Show all lines that include the string "name"; copy each one.

Figure content listings:

========

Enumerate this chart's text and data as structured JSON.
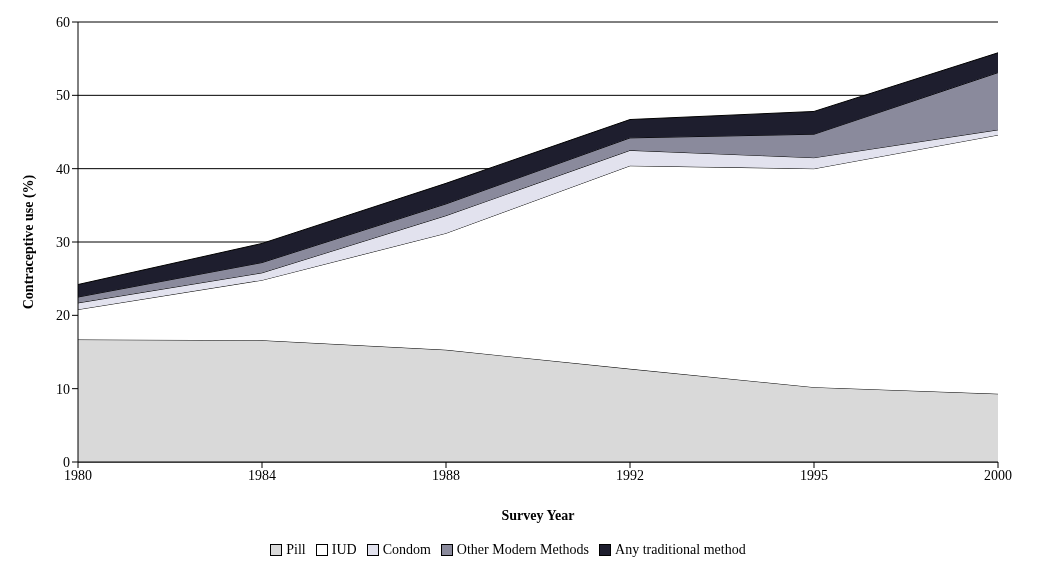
{
  "chart_data": {
    "type": "area",
    "stacked": true,
    "xlabel": "Survey Year",
    "ylabel": "Contraceptive use (%)",
    "categories": [
      "1980",
      "1984",
      "1988",
      "1992",
      "1995",
      "2000"
    ],
    "series": [
      {
        "name": "Pill",
        "color": "#d9d9d9",
        "values": [
          16.7,
          16.6,
          15.3,
          12.7,
          10.2,
          9.3
        ]
      },
      {
        "name": "IUD",
        "color": "#ffffff",
        "values": [
          4.1,
          8.2,
          15.9,
          27.7,
          29.8,
          35.3
        ]
      },
      {
        "name": "Condom",
        "color": "#e2e2ee",
        "values": [
          0.9,
          1.0,
          2.4,
          2.1,
          1.5,
          0.7
        ]
      },
      {
        "name": "Other Modern Methods",
        "color": "#8a8a9c",
        "values": [
          0.8,
          1.4,
          1.6,
          1.7,
          3.2,
          7.8
        ]
      },
      {
        "name": "Any traditional method",
        "color": "#1e1e2e",
        "values": [
          1.7,
          2.6,
          2.8,
          2.5,
          3.1,
          2.7
        ]
      }
    ],
    "ylim": [
      0,
      60
    ],
    "yticks": [
      0,
      10,
      20,
      30,
      40,
      50,
      60
    ],
    "grid": "y",
    "legend": "bottom"
  }
}
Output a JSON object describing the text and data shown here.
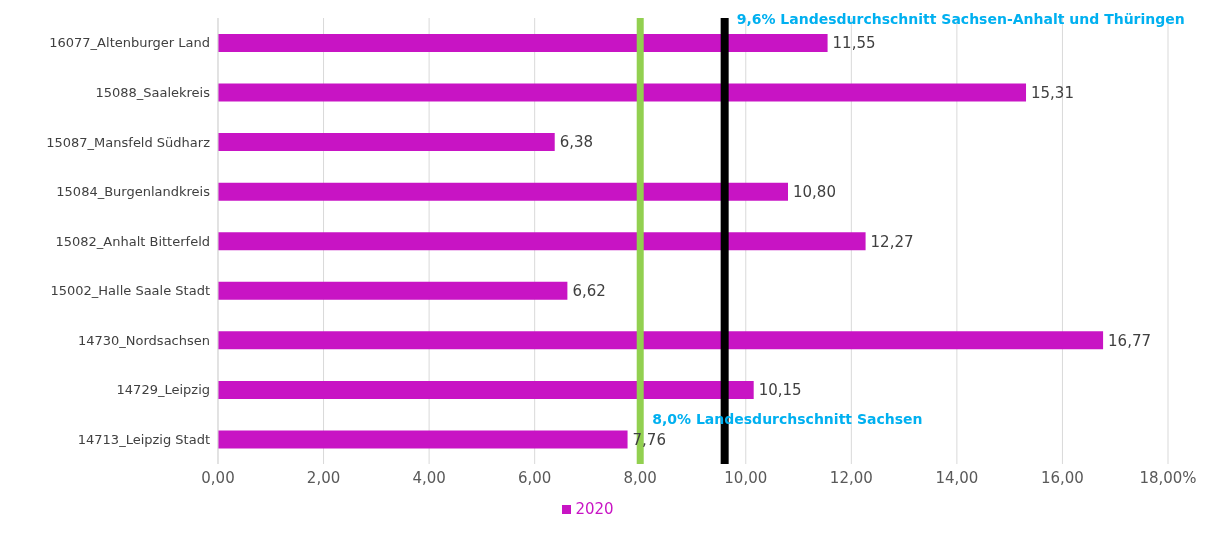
{
  "chart_data": {
    "type": "bar",
    "orientation": "horizontal",
    "categories": [
      "16077_Altenburger Land",
      "15088_Saalekreis",
      "15087_Mansfeld Südharz",
      "15084_Burgenlandkreis",
      "15082_Anhalt Bitterfeld",
      "15002_Halle Saale Stadt",
      "14730_Nordsachsen",
      "14729_Leipzig",
      "14713_Leipzig Stadt"
    ],
    "series": [
      {
        "name": "2020",
        "color": "#c814c4",
        "values": [
          11.55,
          15.31,
          6.38,
          10.8,
          12.27,
          6.62,
          16.77,
          10.15,
          7.76
        ],
        "value_labels": [
          "11,55",
          "15,31",
          "6,38",
          "10,80",
          "12,27",
          "6,62",
          "16,77",
          "10,15",
          "7,76"
        ]
      }
    ],
    "xlim": [
      0,
      18
    ],
    "xticks": [
      {
        "value": 0,
        "label": "0,00"
      },
      {
        "value": 2,
        "label": "2,00"
      },
      {
        "value": 4,
        "label": "4,00"
      },
      {
        "value": 6,
        "label": "6,00"
      },
      {
        "value": 8,
        "label": "8,00"
      },
      {
        "value": 10,
        "label": "10,00"
      },
      {
        "value": 12,
        "label": "12,00"
      },
      {
        "value": 14,
        "label": "14,00"
      },
      {
        "value": 16,
        "label": "16,00"
      },
      {
        "value": 18,
        "label": "18,00%"
      }
    ],
    "ref_lines": [
      {
        "axis": "x",
        "value": 9.6,
        "label": "9,6% Landesdurchschnitt Sachsen-Anhalt und Thüringen",
        "color": "#000000"
      },
      {
        "axis": "x",
        "value": 8.0,
        "label": "8,0% Landesdurchschnitt Sachsen",
        "color": "#92d050"
      }
    ],
    "grid": "x",
    "legend": "bottom"
  }
}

========

WRITTEN RESPONSE =>
        "name": "Pill",
        "name": "IUD",
        "name": "Condom",
        "name": "Other Modern Methods",
        "name": "Any traditional method",
        "name": "2020",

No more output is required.